■ **Exercise details**:
Extract the data exactly, missing nothing.

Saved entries
|---|

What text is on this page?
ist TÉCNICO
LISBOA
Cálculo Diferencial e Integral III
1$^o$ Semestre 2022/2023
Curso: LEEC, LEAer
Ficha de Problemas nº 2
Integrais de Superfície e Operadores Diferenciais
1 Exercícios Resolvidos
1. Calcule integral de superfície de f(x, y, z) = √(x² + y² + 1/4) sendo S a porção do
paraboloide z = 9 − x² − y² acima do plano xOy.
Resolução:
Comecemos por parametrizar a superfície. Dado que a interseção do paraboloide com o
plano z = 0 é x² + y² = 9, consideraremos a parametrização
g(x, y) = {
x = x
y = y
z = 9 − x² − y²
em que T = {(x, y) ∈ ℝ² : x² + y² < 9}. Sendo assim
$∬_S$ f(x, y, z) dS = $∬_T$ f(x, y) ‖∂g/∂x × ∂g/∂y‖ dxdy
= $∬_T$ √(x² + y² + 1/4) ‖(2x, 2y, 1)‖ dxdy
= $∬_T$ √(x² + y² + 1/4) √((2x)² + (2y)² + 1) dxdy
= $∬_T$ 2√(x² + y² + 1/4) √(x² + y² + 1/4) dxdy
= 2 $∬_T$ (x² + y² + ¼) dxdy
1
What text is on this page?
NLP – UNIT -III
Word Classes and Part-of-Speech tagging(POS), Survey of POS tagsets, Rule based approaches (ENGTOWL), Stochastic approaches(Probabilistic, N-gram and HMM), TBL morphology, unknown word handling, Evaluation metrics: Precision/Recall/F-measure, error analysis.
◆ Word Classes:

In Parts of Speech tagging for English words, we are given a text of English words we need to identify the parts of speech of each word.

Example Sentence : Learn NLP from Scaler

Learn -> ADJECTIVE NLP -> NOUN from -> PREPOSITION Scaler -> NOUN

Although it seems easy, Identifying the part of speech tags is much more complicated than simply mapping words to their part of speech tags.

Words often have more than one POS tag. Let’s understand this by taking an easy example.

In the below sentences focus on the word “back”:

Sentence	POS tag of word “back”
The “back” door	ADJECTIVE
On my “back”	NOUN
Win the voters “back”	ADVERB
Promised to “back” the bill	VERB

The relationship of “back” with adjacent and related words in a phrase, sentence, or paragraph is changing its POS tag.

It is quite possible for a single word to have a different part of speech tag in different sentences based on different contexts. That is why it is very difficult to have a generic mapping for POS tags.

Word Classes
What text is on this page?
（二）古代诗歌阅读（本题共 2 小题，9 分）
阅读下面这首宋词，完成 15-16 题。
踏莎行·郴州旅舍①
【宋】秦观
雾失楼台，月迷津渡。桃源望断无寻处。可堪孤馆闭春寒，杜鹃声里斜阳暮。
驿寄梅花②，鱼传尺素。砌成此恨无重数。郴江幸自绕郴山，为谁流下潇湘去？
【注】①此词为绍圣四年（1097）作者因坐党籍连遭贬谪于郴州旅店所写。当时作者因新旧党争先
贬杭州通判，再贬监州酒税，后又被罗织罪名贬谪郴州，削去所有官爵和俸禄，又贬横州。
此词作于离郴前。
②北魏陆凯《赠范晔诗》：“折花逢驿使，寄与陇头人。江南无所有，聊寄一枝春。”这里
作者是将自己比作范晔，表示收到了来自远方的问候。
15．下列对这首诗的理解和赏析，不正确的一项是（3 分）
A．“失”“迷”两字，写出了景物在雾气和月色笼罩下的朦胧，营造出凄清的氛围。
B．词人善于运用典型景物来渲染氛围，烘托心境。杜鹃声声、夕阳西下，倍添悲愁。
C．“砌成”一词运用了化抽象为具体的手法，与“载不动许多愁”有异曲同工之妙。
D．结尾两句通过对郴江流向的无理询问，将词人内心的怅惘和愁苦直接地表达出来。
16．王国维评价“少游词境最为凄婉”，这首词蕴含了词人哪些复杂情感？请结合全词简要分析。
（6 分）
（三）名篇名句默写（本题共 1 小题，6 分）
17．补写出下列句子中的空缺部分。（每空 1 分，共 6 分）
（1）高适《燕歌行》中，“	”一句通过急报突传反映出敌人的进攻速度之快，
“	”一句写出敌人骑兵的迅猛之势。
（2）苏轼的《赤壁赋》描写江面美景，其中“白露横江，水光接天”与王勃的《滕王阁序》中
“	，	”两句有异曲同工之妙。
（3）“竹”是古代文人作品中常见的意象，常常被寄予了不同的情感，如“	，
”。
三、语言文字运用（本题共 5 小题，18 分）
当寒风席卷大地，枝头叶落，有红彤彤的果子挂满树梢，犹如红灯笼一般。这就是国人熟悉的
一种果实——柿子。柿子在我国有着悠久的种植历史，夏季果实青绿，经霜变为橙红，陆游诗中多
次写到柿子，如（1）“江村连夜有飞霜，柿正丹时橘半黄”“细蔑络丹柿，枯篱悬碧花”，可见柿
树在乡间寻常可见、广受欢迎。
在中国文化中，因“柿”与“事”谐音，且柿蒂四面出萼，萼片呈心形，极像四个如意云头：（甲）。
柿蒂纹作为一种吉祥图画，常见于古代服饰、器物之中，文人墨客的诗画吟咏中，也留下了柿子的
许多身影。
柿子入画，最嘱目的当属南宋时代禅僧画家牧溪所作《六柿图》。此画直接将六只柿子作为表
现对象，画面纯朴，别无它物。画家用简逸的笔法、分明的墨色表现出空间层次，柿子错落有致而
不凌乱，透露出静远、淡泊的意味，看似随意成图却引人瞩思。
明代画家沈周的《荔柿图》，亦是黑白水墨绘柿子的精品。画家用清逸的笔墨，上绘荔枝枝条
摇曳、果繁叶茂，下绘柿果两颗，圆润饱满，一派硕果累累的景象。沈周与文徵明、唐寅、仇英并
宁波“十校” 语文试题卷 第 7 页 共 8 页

|---|

■ **Answer to the exercise**:
What text is on this page?
ist TÉCNICO
LISBOA
Cálculo Diferencial e Integral III
1$^o$ Semestre 2022/2023
Curso: LEEC, LEAer
Ficha de Problemas nº 2
Integrais de Superfície e Operadores Diferenciais
1 Exercícios Resolvidos
1. Calcule integral de superfície de f(x, y, z) = √(x² + y² + 1/4) sendo S a porção do
paraboloide z = 9 − x² − y² acima do plano xOy.
Resolução:
Comecemos por parametrizar a superfície. Dado que a interseção do paraboloide com o
plano z = 0 é x² + y² = 9, consideraremos a parametrização
g(x, y) = {
x = x
y = y
z = 9 − x² − y²
em que T = {(x, y) ∈ ℝ² : x² + y² < 9}. Sendo assim
$∬_S$ f(x, y, z) dS = $∬_T$ f(x, y) ‖∂g/∂x × ∂g/∂y‖ dxdy
= $∬_T$ √(x² + y² + 1/4) ‖(2x, 2y, 1)‖ dxdy
= $∬_T$ √(x² + y² + 1/4) √((2x)² + (2y)² + 1) dxdy
= $∬_T$ 2√(x² + y² + 1/4) √(x² + y² + 1/4) dxdy
= 2 $∬_T$ (x² + y² + ¼) dxdy
1
What text is on this page?
NLP – UNIT -III
Word Classes and Part-of-Speech tagging(POS), Survey of POS tagsets, Rule based approaches (ENGTOWL), Stochastic approaches(Probabilistic, N-gram and HMM), TBL morphology, unknown word handling, Evaluation metrics: Precision/Recall/F-measure, error analysis.
◆ Word Classes:

In Parts of Speech tagging for English words, we are given a text of English words we need to identify the parts of speech of each word.

Example Sentence : Learn NLP from Scaler

Learn -> ADJECTIVE NLP -> NOUN from -> PREPOSITION Scaler -> NOUN

Although it seems easy, Identifying the part of speech tags is much more complicated than simply mapping words to their part of speech tags.

Words often have more than one POS tag. Let’s understand this by taking an easy example.

In the below sentences focus on the word “back”:

Sentence	POS tag of word “back”
The “back” door	ADJECTIVE
On my “back”	NOUN
Win the voters “back”	ADVERB
Promised to “back” the bill	VERB

The relationship of “back” with adjacent and related words in a phrase, sentence, or paragraph is changing its POS tag.

It is quite possible for a single word to have a different part of speech tag in different sentences based on different contexts. That is why it is very difficult to have a generic mapping for POS tags.

Word Classes
What text is on this page?
（二）古代诗歌阅读（本题共 2 小题，9 分）
阅读下面这首宋词，完成 15-16 题。
踏莎行·郴州旅舍①
【宋】秦观
雾失楼台，月迷津渡。桃源望断无寻处。可堪孤馆闭春寒，杜鹃声里斜阳暮。
驿寄梅花②，鱼传尺素。砌成此恨无重数。郴江幸自绕郴山，为谁流下潇湘去？
【注】①此词为绍圣四年（1097）作者因坐党籍连遭贬谪于郴州旅店所写。当时作者因新旧党争先
贬杭州通判，再贬监州酒税，后又被罗织罪名贬谪郴州，削去所有官爵和俸禄，又贬横州。
此词作于离郴前。
②北魏陆凯《赠范晔诗》：“折花逢驿使，寄与陇头人。江南无所有，聊寄一枝春。”这里
作者是将自己比作范晔，表示收到了来自远方的问候。
15．下列对这首诗的理解和赏析，不正确的一项是（3 分）
A．“失”“迷”两字，写出了景物在雾气和月色笼罩下的朦胧，营造出凄清的氛围。
B．词人善于运用典型景物来渲染氛围，烘托心境。杜鹃声声、夕阳西下，倍添悲愁。
C．“砌成”一词运用了化抽象为具体的手法，与“载不动许多愁”有异曲同工之妙。
D．结尾两句通过对郴江流向的无理询问，将词人内心的怅惘和愁苦直接地表达出来。
16．王国维评价“少游词境最为凄婉”，这首词蕴含了词人哪些复杂情感？请结合全词简要分析。
（6 分）
（三）名篇名句默写（本题共 1 小题，6 分）
17．补写出下列句子中的空缺部分。（每空 1 分，共 6 分）
（1）高适《燕歌行》中，“	”一句通过急报突传反映出敌人的进攻速度之快，
“	”一句写出敌人骑兵的迅猛之势。
（2）苏轼的《赤壁赋》描写江面美景，其中“白露横江，水光接天”与王勃的《滕王阁序》中
“	，	”两句有异曲同工之妙。
（3）“竹”是古代文人作品中常见的意象，常常被寄予了不同的情感，如“	，
”。
三、语言文字运用（本题共 5 小题，18 分）
当寒风席卷大地，枝头叶落，有红彤彤的果子挂满树梢，犹如红灯笼一般。这就是国人熟悉的
一种果实——柿子。柿子在我国有着悠久的种植历史，夏季果实青绿，经霜变为橙红，陆游诗中多
次写到柿子，如（1）“江村连夜有飞霜，柿正丹时橘半黄”“细蔑络丹柿，枯篱悬碧花”，可见柿
树在乡间寻常可见、广受欢迎。
在中国文化中，因“柿”与“事”谐音，且柿蒂四面出萼，萼片呈心形，极像四个如意云头：（甲）。
柿蒂纹作为一种吉祥图画，常见于古代服饰、器物之中，文人墨客的诗画吟咏中，也留下了柿子的
许多身影。
柿子入画，最嘱目的当属南宋时代禅僧画家牧溪所作《六柿图》。此画直接将六只柿子作为表
现对象，画面纯朴，别无它物。画家用简逸的笔法、分明的墨色表现出空间层次，柿子错落有致而
不凌乱，透露出静远、淡泊的意味，看似随意成图却引人瞩思。
明代画家沈周的《荔柿图》，亦是黑白水墨绘柿子的精品。画家用清逸的笔墨，上绘荔枝枝条
摇曳、果繁叶茂，下绘柿果两颗，圆润饱满，一派硕果累累的景象。沈周与文徵明、唐寅、仇英并
宁波“十校” 语文试题卷 第 7 页 共 8 页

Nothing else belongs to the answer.